#### [DIRECTIONS]
Collect every line that includes the string "this".

#### [DATASET]
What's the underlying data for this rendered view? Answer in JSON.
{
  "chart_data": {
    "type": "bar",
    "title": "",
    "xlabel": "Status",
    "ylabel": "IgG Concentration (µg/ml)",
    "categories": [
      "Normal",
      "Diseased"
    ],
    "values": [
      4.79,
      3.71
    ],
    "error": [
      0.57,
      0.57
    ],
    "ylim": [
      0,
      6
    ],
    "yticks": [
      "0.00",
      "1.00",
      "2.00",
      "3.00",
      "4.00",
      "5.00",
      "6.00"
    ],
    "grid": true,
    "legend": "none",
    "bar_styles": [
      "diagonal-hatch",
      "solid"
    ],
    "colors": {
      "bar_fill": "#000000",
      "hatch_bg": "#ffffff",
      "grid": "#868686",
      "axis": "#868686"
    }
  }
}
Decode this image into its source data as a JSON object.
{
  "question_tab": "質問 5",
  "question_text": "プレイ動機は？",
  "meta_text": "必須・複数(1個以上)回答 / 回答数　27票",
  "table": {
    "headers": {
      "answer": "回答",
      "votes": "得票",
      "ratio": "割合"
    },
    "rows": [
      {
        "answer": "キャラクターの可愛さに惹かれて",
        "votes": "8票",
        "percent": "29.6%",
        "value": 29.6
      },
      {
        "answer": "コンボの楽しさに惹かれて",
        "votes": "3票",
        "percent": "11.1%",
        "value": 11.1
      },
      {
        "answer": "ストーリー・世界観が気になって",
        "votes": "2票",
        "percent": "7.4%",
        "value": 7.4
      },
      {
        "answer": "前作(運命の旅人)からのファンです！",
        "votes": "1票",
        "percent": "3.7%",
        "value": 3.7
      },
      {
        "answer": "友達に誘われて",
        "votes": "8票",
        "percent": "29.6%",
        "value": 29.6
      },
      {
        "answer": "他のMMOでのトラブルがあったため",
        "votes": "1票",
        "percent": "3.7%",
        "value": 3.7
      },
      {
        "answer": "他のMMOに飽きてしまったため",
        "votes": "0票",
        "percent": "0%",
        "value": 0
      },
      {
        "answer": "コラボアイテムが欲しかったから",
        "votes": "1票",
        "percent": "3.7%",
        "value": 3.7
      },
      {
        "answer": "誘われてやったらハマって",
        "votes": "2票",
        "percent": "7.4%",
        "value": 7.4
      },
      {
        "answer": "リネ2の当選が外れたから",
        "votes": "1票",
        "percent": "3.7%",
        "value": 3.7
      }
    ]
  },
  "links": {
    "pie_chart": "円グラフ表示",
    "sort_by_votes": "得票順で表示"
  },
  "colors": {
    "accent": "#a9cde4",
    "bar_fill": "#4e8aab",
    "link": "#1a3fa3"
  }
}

#### [TASK RESULT]
What's the underlying data for this rendered view? Answer in JSON.
Decode this image into its source data as a JSON object.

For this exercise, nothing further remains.